-- EXTRACTED TEXT follows --

Governments are hopeless at information security
One of the good things about BlackBerry - apart from the main client platform that will never get really damaging and widespread malware - is clever server infrastructure that routes data streams between the handhelds and the enterprise infrastructure. A mother ship in Canada handles all signaling and connections between various operators around the world so that roaming experience is really smooth (this also contributes to the business model that makes the operators hugely enthusiastic about BlackBerry). Data communication is direct between the handheld and the BlackBerry Enterprise Server, using UDP. Using Wi-Fi is possible. All is heavily encrypted.
But one thing happens over and over when governmentslook at BlackBerry security: they suddenly learn about the Canadian intermediary (for they believe it is), become concerned about non-existing snooping possibility, and place BlackBerry on hold for pointless yet lenghty review. It happened before in Australia. Now it happens in France: Blackberries nipped amid security fears. Some interesting details:
BlackBerry handheld computers, or "Le BlackBerry" as they are known France, have been called addictive, invasive, tiresome for thumbs - and, now, a threat to French secrets.
That, at least, is the fear of French government defence experts who have advised against their use by officials in France's corridors of power, reportedly to avoid snooping by US intelligence agencies and the loss of commercial and other secrets.

-- EXTRACTED TEXT concluded --
-- SOURCE INFORMATION follows --

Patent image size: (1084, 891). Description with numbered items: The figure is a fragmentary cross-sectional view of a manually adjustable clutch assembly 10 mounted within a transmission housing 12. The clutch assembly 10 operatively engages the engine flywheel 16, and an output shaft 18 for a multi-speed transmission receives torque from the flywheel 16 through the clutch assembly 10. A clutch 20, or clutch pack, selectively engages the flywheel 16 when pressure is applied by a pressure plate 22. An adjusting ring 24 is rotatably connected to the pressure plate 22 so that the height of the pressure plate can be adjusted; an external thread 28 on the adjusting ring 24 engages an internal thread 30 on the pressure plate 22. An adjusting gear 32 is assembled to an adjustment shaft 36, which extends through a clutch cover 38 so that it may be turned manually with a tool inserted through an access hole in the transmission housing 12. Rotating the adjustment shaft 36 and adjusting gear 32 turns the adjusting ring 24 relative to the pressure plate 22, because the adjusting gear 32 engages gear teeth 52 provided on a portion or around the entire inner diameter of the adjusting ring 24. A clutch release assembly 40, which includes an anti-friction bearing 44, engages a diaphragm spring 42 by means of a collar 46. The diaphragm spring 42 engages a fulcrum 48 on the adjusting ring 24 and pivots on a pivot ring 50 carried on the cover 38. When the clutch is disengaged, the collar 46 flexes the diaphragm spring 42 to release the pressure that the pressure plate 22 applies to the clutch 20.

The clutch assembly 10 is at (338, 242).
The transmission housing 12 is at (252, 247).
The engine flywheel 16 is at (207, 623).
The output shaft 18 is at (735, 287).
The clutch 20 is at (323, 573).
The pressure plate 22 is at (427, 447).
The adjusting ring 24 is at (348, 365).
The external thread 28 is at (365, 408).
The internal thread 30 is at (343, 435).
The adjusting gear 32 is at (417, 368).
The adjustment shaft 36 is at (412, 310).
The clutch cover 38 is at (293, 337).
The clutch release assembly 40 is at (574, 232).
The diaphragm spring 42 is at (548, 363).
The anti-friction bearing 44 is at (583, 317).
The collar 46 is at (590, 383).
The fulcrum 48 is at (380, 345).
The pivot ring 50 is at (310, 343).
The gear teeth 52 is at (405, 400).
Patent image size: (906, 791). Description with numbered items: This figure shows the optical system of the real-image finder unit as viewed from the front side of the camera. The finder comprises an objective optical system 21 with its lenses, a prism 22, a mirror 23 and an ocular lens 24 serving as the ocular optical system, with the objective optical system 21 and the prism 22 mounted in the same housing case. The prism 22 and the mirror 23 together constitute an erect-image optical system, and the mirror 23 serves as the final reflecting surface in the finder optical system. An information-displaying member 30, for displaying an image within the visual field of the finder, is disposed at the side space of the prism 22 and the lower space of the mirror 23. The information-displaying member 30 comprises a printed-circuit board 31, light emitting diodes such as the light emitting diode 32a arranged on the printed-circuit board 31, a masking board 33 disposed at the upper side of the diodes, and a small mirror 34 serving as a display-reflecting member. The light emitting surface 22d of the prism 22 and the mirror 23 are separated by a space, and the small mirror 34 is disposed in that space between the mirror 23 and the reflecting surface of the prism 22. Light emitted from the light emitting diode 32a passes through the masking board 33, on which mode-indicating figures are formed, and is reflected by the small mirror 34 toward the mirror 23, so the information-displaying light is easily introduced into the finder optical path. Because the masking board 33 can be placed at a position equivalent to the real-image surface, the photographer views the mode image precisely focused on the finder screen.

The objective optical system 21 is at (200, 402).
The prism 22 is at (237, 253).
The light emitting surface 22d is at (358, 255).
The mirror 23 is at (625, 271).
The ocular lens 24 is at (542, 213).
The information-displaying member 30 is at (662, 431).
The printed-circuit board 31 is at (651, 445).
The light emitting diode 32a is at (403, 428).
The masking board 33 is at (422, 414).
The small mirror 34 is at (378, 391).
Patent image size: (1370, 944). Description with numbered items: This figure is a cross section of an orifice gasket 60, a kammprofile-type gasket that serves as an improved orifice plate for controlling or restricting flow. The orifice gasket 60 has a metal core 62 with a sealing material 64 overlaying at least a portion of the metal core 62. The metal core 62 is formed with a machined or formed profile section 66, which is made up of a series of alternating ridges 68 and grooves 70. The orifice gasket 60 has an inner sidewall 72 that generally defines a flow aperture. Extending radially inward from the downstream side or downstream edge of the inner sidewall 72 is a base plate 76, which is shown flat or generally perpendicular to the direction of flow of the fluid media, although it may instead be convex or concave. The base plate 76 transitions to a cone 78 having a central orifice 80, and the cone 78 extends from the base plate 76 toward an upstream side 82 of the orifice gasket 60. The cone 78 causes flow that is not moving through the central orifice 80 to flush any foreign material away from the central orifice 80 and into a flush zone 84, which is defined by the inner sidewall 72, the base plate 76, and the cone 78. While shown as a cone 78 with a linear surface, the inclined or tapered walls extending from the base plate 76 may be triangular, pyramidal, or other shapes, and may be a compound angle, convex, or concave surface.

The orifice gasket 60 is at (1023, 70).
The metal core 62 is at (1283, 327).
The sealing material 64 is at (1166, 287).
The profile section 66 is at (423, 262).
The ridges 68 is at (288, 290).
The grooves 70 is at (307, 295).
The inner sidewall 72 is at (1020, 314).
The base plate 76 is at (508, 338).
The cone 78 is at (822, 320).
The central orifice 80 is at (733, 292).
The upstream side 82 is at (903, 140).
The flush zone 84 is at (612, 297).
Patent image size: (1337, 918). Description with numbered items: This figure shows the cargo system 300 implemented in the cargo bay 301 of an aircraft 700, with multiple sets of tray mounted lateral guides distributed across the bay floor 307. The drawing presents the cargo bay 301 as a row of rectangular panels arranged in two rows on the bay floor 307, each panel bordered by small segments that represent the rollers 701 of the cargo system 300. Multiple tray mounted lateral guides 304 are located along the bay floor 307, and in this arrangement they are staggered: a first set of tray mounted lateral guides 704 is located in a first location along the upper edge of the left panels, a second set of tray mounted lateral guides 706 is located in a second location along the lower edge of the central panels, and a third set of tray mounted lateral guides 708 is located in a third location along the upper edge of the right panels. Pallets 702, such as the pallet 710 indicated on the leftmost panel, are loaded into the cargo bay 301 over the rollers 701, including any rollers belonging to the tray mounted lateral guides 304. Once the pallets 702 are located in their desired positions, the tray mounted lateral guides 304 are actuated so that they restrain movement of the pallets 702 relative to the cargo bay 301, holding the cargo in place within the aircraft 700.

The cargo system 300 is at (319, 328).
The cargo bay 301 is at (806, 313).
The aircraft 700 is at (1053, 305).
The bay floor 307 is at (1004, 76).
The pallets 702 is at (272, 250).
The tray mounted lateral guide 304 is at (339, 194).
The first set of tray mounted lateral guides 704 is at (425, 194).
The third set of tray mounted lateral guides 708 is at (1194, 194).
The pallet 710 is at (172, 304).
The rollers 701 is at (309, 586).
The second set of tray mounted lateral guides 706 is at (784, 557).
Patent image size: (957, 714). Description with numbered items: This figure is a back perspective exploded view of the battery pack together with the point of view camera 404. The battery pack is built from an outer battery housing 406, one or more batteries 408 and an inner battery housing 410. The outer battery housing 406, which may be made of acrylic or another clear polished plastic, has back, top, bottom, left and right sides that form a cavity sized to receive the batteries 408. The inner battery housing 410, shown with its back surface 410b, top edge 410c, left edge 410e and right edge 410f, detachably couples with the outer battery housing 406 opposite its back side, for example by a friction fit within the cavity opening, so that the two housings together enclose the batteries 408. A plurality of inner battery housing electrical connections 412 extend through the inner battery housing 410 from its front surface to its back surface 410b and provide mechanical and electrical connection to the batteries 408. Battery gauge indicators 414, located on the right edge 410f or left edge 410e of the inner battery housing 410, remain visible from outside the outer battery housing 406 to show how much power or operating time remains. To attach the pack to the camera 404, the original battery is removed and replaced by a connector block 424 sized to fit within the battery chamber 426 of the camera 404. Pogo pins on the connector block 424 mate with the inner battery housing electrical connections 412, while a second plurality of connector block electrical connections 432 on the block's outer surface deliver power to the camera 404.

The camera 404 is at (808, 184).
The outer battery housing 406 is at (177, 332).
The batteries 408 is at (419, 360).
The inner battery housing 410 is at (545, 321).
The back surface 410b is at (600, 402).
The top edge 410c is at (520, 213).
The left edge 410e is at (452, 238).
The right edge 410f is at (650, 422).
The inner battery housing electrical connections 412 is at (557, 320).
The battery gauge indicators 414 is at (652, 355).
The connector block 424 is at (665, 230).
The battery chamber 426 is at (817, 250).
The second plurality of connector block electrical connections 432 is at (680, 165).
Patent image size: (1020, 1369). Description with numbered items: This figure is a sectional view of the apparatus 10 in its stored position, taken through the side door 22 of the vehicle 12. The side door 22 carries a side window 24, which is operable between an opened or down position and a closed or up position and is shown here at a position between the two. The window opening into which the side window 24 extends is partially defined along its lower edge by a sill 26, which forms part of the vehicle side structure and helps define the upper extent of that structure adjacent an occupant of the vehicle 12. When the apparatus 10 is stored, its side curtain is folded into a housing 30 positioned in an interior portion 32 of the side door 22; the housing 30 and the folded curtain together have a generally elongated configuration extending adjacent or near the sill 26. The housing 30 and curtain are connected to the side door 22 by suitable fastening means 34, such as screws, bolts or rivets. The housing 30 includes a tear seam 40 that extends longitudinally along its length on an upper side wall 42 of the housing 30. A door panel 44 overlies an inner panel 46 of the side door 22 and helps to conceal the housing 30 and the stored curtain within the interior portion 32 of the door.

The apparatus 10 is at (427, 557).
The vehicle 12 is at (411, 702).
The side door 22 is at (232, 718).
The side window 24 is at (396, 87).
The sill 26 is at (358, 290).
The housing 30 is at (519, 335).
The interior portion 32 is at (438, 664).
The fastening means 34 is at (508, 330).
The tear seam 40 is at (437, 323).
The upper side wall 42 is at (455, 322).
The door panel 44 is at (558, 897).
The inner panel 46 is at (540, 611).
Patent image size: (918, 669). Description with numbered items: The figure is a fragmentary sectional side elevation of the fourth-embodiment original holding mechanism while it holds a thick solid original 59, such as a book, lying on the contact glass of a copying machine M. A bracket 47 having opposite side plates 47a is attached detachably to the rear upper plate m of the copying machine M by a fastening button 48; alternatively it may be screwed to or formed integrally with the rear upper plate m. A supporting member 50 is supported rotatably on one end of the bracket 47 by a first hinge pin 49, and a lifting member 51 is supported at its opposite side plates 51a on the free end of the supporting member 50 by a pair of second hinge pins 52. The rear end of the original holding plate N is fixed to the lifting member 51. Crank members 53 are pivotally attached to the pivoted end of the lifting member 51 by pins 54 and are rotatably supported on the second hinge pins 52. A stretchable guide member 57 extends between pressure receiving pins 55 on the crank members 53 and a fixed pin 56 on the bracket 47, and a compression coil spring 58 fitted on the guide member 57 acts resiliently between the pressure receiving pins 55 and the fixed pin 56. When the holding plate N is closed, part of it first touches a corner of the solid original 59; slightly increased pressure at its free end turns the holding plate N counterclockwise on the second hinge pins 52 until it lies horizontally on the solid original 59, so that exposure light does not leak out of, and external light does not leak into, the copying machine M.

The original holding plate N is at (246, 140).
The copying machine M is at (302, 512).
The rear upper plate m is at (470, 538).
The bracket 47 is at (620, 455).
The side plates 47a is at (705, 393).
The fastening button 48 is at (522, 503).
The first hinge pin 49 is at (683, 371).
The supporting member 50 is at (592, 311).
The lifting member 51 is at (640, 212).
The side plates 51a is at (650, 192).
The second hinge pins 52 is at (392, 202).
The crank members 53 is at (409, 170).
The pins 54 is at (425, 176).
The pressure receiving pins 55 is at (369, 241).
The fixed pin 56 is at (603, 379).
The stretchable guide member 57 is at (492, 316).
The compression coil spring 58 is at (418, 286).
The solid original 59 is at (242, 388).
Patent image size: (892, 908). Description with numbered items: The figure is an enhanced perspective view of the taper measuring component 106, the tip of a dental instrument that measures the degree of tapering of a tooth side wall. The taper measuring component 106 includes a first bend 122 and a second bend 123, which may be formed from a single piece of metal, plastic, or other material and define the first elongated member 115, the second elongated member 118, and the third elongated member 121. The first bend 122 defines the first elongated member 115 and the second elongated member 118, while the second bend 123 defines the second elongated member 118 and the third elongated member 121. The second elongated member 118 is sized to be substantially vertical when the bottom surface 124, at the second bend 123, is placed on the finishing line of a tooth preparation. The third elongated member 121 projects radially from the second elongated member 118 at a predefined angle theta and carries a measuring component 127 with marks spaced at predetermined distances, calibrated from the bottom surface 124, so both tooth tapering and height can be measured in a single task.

-- SOURCE INFORMATION concluded --

WORK REQUIRED
Write the next part of the post on governments and BlackBerry security, picking up after its last sentence.

OUTPUT OF THE TASK
"It's not a question of trust," French legislator Pierre Lasbordes said today. "We are friends with the Americans, the Anglo-Saxons, but it's economic war."
Lasbordes, who was commissioned in 2005 by then-Prime Minister Dominique de Villepin to look into such issues, said he alerted the government about the issue months ago.
So it took two years for a politician to identify a non-issue as a problem. Apparently RIM cannot easily stand up to the politicians' stupidity:
The Canadian company "admitted that there was a certain fragility in the protection of information when you use the email system" and promised it would be resolved, said Lasbordes, adding: "That was more than a year ago."
Of course, we shall never know what exactly is that certain fragility, because it is certaintly an uncertainty - please pardon my French. And, of course, there is another official to voice the concerns:
BlackBerries pose "a problem with the protection of information" and "the risks of interception are real," Alain Juillet, in charge of economic intelligence for the government, told Le Monde.